Problema da risolvere: Puoi trasformare in un elenco numerato il tratto dei record che va dalla riga contenente "top-navigation-bar: About Resume" fino a quella contenente "tab-about-label: About [57,48,138,79]", estremi inclusi, senza le righe vuote?

Dati estratti:
• • • • •
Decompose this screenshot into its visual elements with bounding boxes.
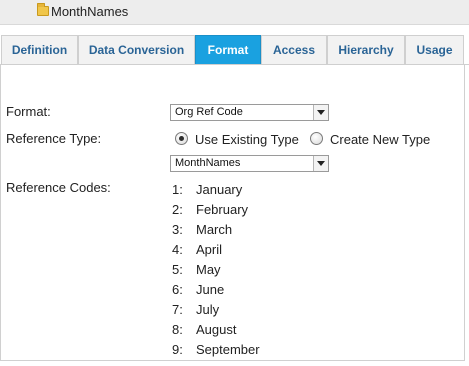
reference-type-select[interactable]: MonthNames [170,155,329,172]
code-number: 3: [172,222,183,237]
code-name: April [196,242,223,257]
list-item: 1: January [172,180,322,200]
tab-bar: Definition Data Conversion Format Access… [0,35,469,65]
list-item: 3: March [172,220,322,240]
code-name: June [196,282,225,297]
reference-codes-list: 1: January 2: February 3: March 4: April… [172,180,322,360]
code-name: September [196,342,260,357]
header-bar: MonthNames [0,0,469,25]
radio-use-existing-type[interactable] [175,132,188,145]
code-number: 7: [172,302,183,317]
code-name: January [196,182,243,197]
list-item: 5: May [172,260,322,280]
format-select[interactable]: Org Ref Code [170,104,329,121]
code-name: May [196,262,221,277]
code-number: 9: [172,342,183,357]
folder-icon [37,3,49,16]
list-item: 7: July [172,300,322,320]
reference-type-select-value: MonthNames [175,157,241,169]
format-label: Format: [6,104,51,119]
reference-type-label: Reference Type: [6,131,102,146]
chevron-down-icon[interactable] [313,105,328,120]
tab-access[interactable]: Access [261,35,327,64]
list-item: 9: September [172,340,322,360]
tab-data-conversion[interactable]: Data Conversion [78,35,195,64]
code-name: March [196,222,233,237]
tab-definition[interactable]: Definition [1,35,78,64]
code-number: 8: [172,322,183,337]
list-item: 4: April [172,240,322,260]
format-select-value: Org Ref Code [175,106,243,118]
tab-usage[interactable]: Usage [405,35,464,64]
list-item: 6: June [172,280,322,300]
radio-use-existing-type-label[interactable]: Use Existing Type [195,132,299,147]
tab-hierarchy[interactable]: Hierarchy [327,35,405,64]
code-number: 1: [172,182,183,197]
code-name: February [196,202,249,217]
code-name: July [196,302,220,317]
list-item: 8: August [172,320,322,340]
code-number: 5: [172,262,183,277]
code-number: 6: [172,282,183,297]
radio-create-new-type-label[interactable]: Create New Type [330,132,430,147]
header-title: MonthNames [51,4,129,19]
tab-format[interactable]: Format [195,35,261,64]
code-number: 2: [172,202,183,217]
reference-codes-label: Reference Codes: [6,180,111,195]
chevron-down-icon[interactable] [313,156,328,171]
radio-create-new-type[interactable] [310,132,323,145]
list-item: 2: February [172,200,322,220]
code-number: 4: [172,242,183,257]
code-name: August [196,322,237,337]
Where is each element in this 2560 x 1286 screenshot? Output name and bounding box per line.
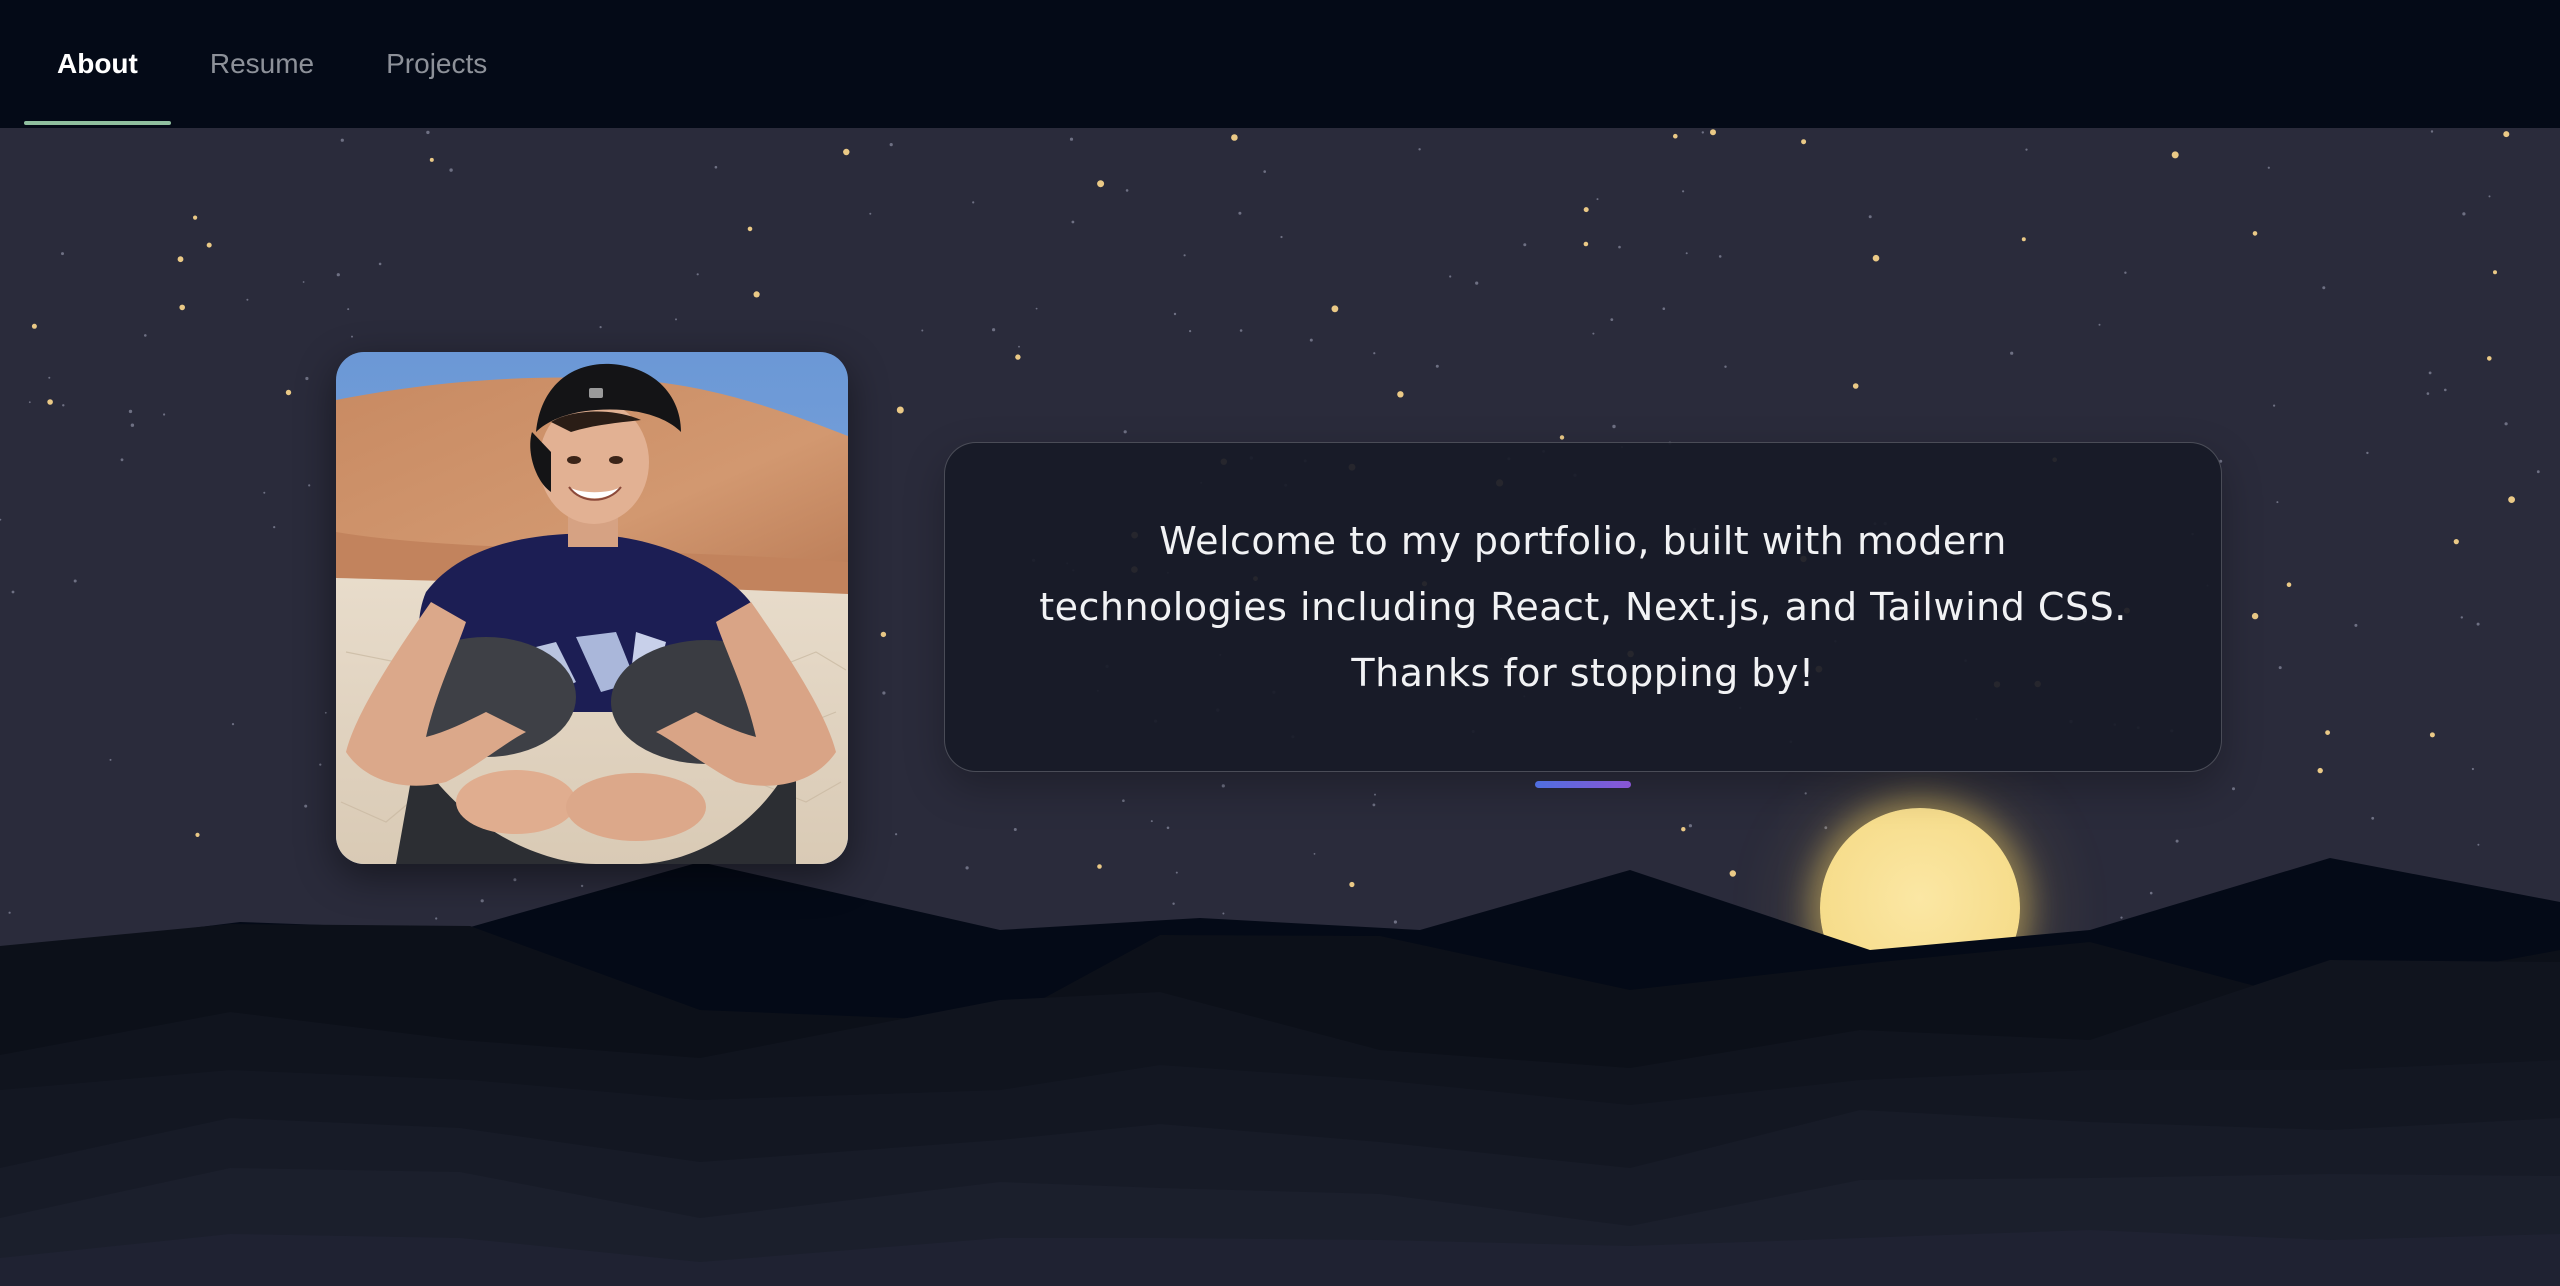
top-navigation-bar: About Resume Projects [0,0,2560,128]
tab-projects[interactable]: Projects [353,25,520,125]
tab-about[interactable]: About [24,25,171,125]
portrait-photo-icon [336,352,848,864]
welcome-card: Welcome to my portfolio, built with mode… [944,442,2222,772]
tab-resume[interactable]: Resume [177,25,347,125]
tab-projects-label: Projects [386,48,488,79]
profile-photo [336,352,848,864]
accent-underline [1535,781,1631,788]
tab-about-label: About [57,48,138,79]
tab-resume-label: Resume [209,48,315,79]
welcome-message: Welcome to my portfolio, built with mode… [1039,519,2127,695]
nav-tabs: About Resume Projects [24,0,526,128]
portfolio-page: About Resume Projects Welcome to my port… [0,0,2560,1286]
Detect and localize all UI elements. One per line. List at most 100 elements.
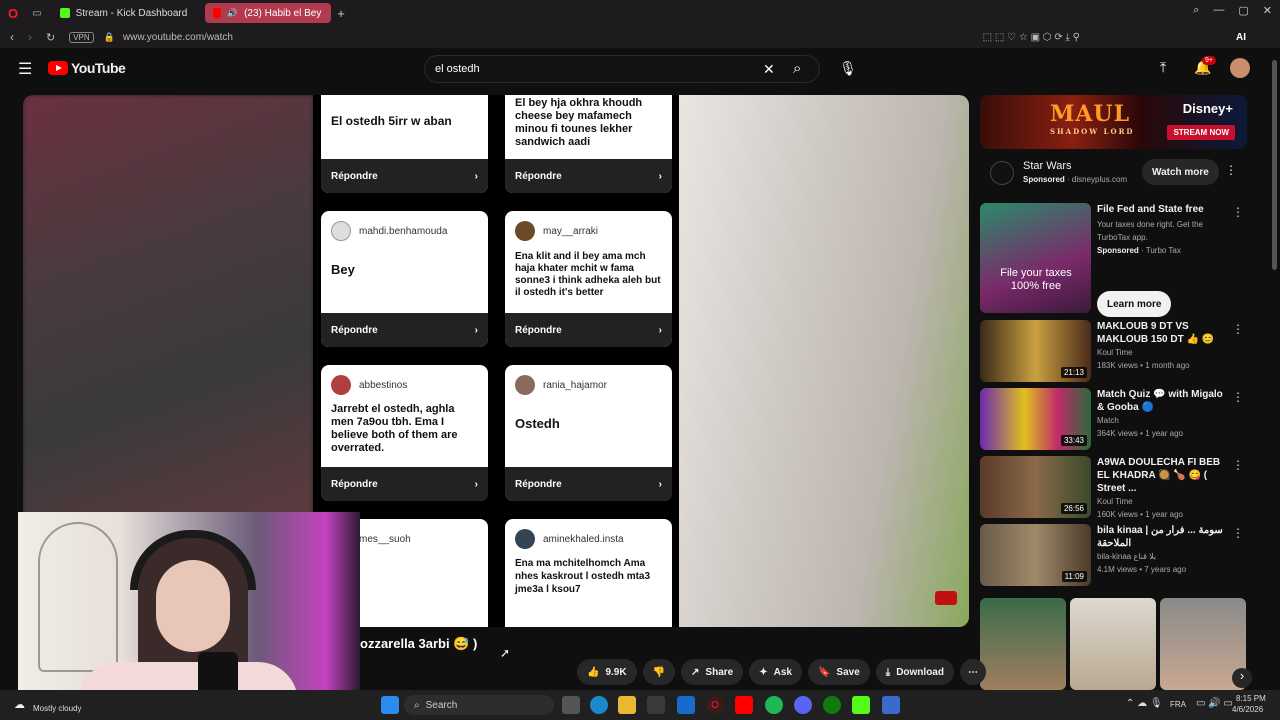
• • • • •
Risposta al compito:
1. top-navigation-bar: About Resume Projects [0,0,2560,128]
2. tab-projects[interactable]: Projects [353,25,520,125]
3. tab-about[interactable]: About [24,25,171,125]
4. portrait-photo-icon [336,352,848,864]
5. welcome-card: Welcome to my portfolio, built with mode… [944,442,2222,772]
6. tab-resume[interactable]: Resume [177,25,347,125]
7. tab-projects-label: Projects [386,48,488,79]
8. profile-photo [336,352,848,864]
9. accent-underline [1535,781,1631,788]
10. tab-about-label: About [57,48,138,79]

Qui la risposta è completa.